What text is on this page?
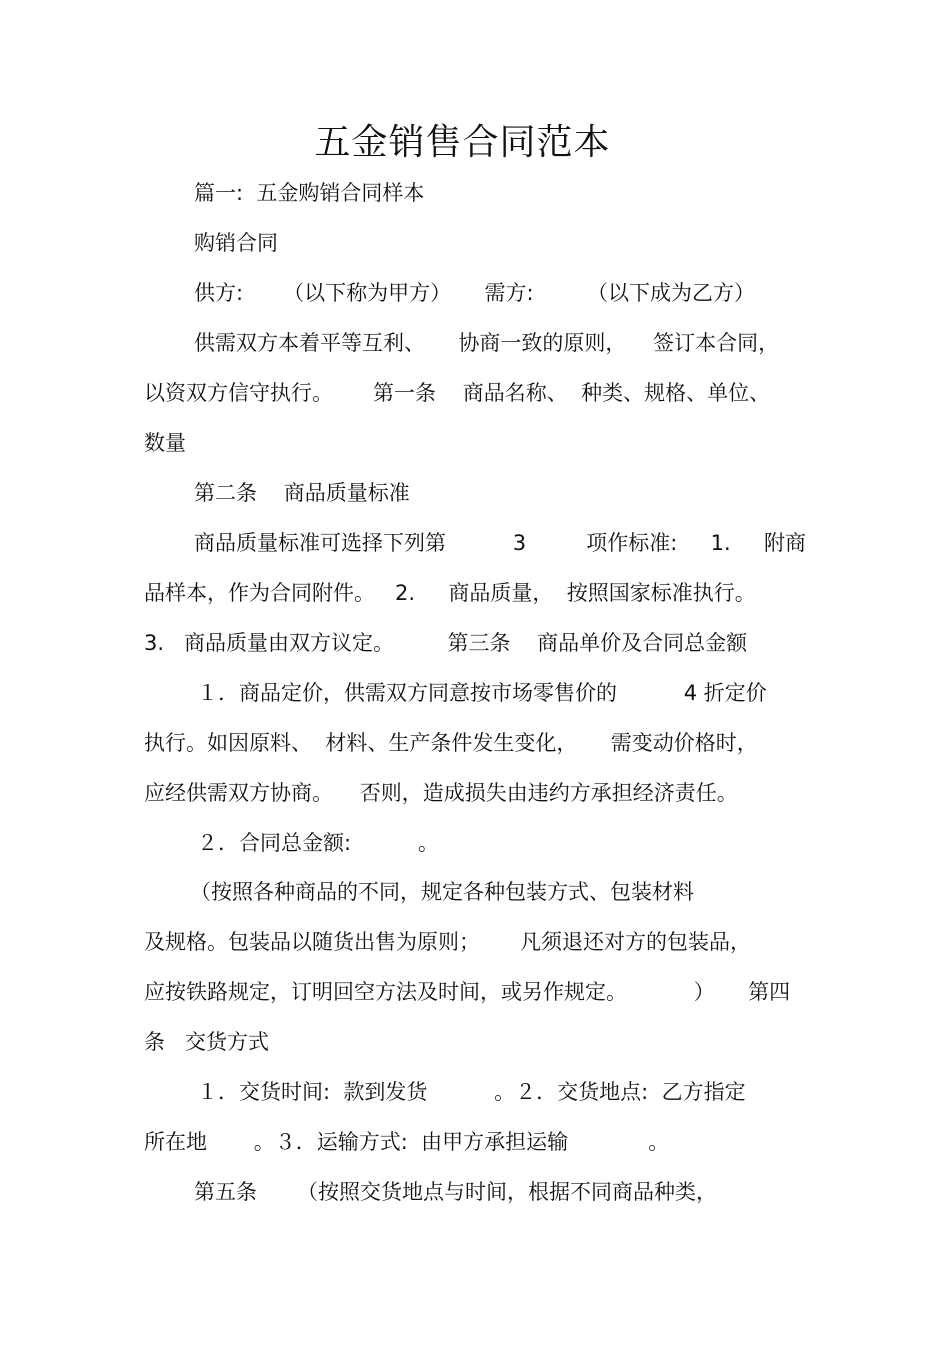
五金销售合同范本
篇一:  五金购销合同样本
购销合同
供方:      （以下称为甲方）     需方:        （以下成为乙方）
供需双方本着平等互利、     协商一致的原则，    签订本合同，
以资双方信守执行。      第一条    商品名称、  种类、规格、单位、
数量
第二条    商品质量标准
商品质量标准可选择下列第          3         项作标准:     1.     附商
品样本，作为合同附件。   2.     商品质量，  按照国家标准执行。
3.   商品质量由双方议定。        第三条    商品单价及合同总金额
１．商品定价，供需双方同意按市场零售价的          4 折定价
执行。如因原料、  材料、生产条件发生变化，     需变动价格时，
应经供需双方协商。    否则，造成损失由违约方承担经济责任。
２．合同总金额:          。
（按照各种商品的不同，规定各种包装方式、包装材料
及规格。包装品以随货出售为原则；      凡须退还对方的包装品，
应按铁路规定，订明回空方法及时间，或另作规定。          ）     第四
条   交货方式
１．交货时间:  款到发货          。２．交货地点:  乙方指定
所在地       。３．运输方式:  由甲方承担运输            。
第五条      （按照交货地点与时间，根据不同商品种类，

########################################

> [Written request]: Write the lines above out again exactly, without any of their pictures.

> [Exercise output]:
What text is on this page?
五金销售合同范本
篇一:  五金购销合同样本
购销合同
供方:      （以下称为甲方）     需方:        （以下成为乙方）
供需双方本着平等互利、     协商一致的原则，    签订本合同，
以资双方信守执行。      第一条    商品名称、  种类、规格、单位、
数量
第二条    商品质量标准
商品质量标准可选择下列第          3         项作标准:     1.     附商
品样本，作为合同附件。   2.     商品质量，  按照国家标准执行。
3.   商品质量由双方议定。        第三条    商品单价及合同总金额
１．商品定价，供需双方同意按市场零售价的          4 折定价
执行。如因原料、  材料、生产条件发生变化，     需变动价格时，
应经供需双方协商。    否则，造成损失由违约方承担经济责任。
２．合同总金额:          。
（按照各种商品的不同，规定各种包装方式、包装材料
及规格。包装品以随货出售为原则；      凡须退还对方的包装品，
应按铁路规定，订明回空方法及时间，或另作规定。          ）     第四
条   交货方式
１．交货时间:  款到发货          。２．交货地点:  乙方指定
所在地       。３．运输方式:  由甲方承担运输            。
第五条      （按照交货地点与时间，根据不同商品种类，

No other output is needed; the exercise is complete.